What is asked: Find every line of the listing below where "title" appears, and copy it.

BEGIN Provided data

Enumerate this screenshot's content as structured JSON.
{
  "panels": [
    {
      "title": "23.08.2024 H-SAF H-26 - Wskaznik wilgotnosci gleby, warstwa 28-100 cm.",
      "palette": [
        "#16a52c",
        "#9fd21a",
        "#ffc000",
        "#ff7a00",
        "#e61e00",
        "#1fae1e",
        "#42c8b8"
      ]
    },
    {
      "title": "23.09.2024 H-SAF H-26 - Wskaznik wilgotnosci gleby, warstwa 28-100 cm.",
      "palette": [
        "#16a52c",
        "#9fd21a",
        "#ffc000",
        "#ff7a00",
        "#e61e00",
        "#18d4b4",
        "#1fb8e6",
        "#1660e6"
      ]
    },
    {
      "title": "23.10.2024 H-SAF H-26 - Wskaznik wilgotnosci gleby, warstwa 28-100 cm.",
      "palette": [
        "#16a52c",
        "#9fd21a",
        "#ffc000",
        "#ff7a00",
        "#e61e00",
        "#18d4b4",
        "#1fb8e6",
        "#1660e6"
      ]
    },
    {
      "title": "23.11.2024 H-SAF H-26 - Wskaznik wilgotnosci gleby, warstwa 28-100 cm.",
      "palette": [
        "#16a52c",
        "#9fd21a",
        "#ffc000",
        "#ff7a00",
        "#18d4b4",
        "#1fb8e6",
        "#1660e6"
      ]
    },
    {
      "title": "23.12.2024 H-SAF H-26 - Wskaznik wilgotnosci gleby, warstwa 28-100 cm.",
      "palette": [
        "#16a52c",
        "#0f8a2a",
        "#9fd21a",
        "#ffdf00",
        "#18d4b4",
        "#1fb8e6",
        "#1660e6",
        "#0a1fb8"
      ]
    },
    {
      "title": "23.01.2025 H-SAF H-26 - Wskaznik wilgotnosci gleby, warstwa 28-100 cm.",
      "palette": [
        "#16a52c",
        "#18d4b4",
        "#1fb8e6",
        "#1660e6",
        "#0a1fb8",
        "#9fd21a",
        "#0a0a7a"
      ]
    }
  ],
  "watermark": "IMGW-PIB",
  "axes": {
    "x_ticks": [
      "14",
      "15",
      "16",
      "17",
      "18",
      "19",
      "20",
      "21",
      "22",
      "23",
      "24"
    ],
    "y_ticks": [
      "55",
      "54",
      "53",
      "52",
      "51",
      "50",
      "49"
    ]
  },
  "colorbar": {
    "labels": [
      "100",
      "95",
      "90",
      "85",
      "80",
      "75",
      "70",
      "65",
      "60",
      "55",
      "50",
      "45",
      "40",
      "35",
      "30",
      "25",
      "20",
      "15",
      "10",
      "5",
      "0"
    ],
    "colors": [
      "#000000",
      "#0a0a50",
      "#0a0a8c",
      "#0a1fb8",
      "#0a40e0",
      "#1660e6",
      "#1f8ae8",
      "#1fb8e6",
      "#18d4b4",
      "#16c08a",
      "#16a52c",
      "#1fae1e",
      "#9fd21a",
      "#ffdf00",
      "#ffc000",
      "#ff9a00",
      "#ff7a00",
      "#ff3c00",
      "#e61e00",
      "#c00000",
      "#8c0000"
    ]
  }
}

END Provided data

Response:
      "title": "23.08.2024 H-SAF H-26 - Wskaznik wilgotnosci gleby, warstwa 28-100 cm.",
      "title": "23.09.2024 H-SAF H-26 - Wskaznik wilgotnosci gleby, warstwa 28-100 cm.",
      "title": "23.10.2024 H-SAF H-26 - Wskaznik wilgotnosci gleby, warstwa 28-100 cm.",
      "title": "23.11.2024 H-SAF H-26 - Wskaznik wilgotnosci gleby, warstwa 28-100 cm.",
      "title": "23.12.2024 H-SAF H-26 - Wskaznik wilgotnosci gleby, warstwa 28-100 cm.",
      "title": "23.01.2025 H-SAF H-26 - Wskaznik wilgotnosci gleby, warstwa 28-100 cm.",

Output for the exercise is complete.